→ **WHAT THE TASK ASKS**
Your task is to copy every record exactly.

-------- WORKING DATA

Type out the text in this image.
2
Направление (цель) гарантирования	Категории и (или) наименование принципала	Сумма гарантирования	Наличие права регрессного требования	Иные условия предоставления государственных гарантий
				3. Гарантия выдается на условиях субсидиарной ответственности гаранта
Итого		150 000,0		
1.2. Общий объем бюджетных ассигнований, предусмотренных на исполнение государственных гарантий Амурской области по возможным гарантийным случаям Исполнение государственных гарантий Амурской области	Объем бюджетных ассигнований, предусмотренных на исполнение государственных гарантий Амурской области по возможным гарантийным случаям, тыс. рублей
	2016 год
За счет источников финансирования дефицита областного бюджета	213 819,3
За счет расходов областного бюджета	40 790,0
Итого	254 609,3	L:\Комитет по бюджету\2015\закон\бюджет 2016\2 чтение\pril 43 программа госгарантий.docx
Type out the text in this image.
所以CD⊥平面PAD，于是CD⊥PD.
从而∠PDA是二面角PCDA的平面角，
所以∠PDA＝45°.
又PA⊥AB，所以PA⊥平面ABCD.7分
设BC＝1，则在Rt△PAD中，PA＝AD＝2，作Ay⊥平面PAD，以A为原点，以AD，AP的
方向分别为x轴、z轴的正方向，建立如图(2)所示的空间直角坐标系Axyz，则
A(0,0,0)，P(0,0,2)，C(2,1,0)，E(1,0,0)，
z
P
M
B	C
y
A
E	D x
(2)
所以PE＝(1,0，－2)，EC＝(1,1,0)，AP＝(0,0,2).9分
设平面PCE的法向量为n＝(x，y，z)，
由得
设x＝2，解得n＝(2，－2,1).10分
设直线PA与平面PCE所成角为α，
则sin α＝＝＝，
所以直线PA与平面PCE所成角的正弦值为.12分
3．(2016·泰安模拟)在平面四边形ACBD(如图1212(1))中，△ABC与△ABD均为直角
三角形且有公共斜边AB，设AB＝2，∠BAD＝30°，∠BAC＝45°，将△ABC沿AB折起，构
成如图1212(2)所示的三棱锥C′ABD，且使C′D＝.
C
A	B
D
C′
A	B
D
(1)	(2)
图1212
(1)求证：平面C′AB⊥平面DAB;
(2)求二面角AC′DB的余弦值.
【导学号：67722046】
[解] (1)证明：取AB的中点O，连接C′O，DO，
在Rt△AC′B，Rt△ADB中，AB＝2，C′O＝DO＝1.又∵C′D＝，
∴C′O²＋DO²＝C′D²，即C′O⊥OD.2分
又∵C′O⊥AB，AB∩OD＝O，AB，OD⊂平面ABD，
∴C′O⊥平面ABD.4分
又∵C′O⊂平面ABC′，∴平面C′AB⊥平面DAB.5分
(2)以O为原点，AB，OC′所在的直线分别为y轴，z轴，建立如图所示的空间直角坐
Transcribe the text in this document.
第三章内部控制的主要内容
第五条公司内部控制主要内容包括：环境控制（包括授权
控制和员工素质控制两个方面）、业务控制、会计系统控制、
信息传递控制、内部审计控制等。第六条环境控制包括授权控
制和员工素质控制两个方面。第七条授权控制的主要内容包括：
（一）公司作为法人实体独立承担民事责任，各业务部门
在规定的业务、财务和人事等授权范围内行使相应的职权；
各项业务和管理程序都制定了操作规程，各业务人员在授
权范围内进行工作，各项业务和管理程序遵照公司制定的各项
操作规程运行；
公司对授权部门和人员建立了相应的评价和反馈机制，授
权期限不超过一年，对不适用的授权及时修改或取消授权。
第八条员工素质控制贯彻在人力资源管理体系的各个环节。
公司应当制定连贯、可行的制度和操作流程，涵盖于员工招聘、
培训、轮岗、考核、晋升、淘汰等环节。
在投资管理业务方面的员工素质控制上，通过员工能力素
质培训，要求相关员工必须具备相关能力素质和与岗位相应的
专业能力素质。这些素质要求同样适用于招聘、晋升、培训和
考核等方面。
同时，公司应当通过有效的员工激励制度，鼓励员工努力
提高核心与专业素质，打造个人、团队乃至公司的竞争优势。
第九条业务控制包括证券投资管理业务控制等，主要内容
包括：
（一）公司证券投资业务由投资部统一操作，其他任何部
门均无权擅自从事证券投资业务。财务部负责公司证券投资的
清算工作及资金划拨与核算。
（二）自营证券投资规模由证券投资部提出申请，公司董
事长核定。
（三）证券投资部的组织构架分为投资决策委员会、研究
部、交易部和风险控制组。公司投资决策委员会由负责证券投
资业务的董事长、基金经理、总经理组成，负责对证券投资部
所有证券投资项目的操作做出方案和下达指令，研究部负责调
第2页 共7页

----------------

→ **FINISHED TASK**
Type out the text in this image.
2
Направление (цель) гарантирования	Категории и (или) наименование принципала	Сумма гарантирования	Наличие права регрессного требования	Иные условия предоставления государственных гарантий
				3. Гарантия выдается на условиях субсидиарной ответственности гаранта
Итого		150 000,0		
1.2. Общий объем бюджетных ассигнований, предусмотренных на исполнение государственных гарантий Амурской области по возможным гарантийным случаям Исполнение государственных гарантий Амурской области	Объем бюджетных ассигнований, предусмотренных на исполнение государственных гарантий Амурской области по возможным гарантийным случаям, тыс. рублей
	2016 год
За счет источников финансирования дефицита областного бюджета	213 819,3
За счет расходов областного бюджета	40 790,0
Итого	254 609,3	L:\Комитет по бюджету\2015\закон\бюджет 2016\2 чтение\pril 43 программа госгарантий.docx
Type out the text in this image.
所以CD⊥平面PAD，于是CD⊥PD.
从而∠PDA是二面角PCDA的平面角，
所以∠PDA＝45°.
又PA⊥AB，所以PA⊥平面ABCD.7分
设BC＝1，则在Rt△PAD中，PA＝AD＝2，作Ay⊥平面PAD，以A为原点，以AD，AP的
方向分别为x轴、z轴的正方向，建立如图(2)所示的空间直角坐标系Axyz，则
A(0,0,0)，P(0,0,2)，C(2,1,0)，E(1,0,0)，
z
P
M
B	C
y
A
E	D x
(2)
所以PE＝(1,0，－2)，EC＝(1,1,0)，AP＝(0,0,2).9分
设平面PCE的法向量为n＝(x，y，z)，
由得
设x＝2，解得n＝(2，－2,1).10分
设直线PA与平面PCE所成角为α，
则sin α＝＝＝，
所以直线PA与平面PCE所成角的正弦值为.12分
3．(2016·泰安模拟)在平面四边形ACBD(如图1212(1))中，△ABC与△ABD均为直角
三角形且有公共斜边AB，设AB＝2，∠BAD＝30°，∠BAC＝45°，将△ABC沿AB折起，构
成如图1212(2)所示的三棱锥C′ABD，且使C′D＝.
C
A	B
D
C′
A	B
D
(1)	(2)
图1212
(1)求证：平面C′AB⊥平面DAB;
(2)求二面角AC′DB的余弦值.
【导学号：67722046】
[解] (1)证明：取AB的中点O，连接C′O，DO，
在Rt△AC′B，Rt△ADB中，AB＝2，C′O＝DO＝1.又∵C′D＝，
∴C′O²＋DO²＝C′D²，即C′O⊥OD.2分
又∵C′O⊥AB，AB∩OD＝O，AB，OD⊂平面ABD，
∴C′O⊥平面ABD.4分
又∵C′O⊂平面ABC′，∴平面C′AB⊥平面DAB.5分
(2)以O为原点，AB，OC′所在的直线分别为y轴，z轴，建立如图所示的空间直角坐
Transcribe the text in this document.
第三章内部控制的主要内容
第五条公司内部控制主要内容包括：环境控制（包括授权
控制和员工素质控制两个方面）、业务控制、会计系统控制、
信息传递控制、内部审计控制等。第六条环境控制包括授权控
制和员工素质控制两个方面。第七条授权控制的主要内容包括：
（一）公司作为法人实体独立承担民事责任，各业务部门
在规定的业务、财务和人事等授权范围内行使相应的职权；
各项业务和管理程序都制定了操作规程，各业务人员在授
权范围内进行工作，各项业务和管理程序遵照公司制定的各项
操作规程运行；
公司对授权部门和人员建立了相应的评价和反馈机制，授
权期限不超过一年，对不适用的授权及时修改或取消授权。
第八条员工素质控制贯彻在人力资源管理体系的各个环节。
公司应当制定连贯、可行的制度和操作流程，涵盖于员工招聘、
培训、轮岗、考核、晋升、淘汰等环节。
在投资管理业务方面的员工素质控制上，通过员工能力素
质培训，要求相关员工必须具备相关能力素质和与岗位相应的
专业能力素质。这些素质要求同样适用于招聘、晋升、培训和
考核等方面。
同时，公司应当通过有效的员工激励制度，鼓励员工努力
提高核心与专业素质，打造个人、团队乃至公司的竞争优势。
第九条业务控制包括证券投资管理业务控制等，主要内容
包括：
（一）公司证券投资业务由投资部统一操作，其他任何部
门均无权擅自从事证券投资业务。财务部负责公司证券投资的
清算工作及资金划拨与核算。
（二）自营证券投资规模由证券投资部提出申请，公司董
事长核定。
（三）证券投资部的组织构架分为投资决策委员会、研究
部、交易部和风险控制组。公司投资决策委员会由负责证券投
资业务的董事长、基金经理、总经理组成，负责对证券投资部
所有证券投资项目的操作做出方案和下达指令，研究部负责调
第2页 共7页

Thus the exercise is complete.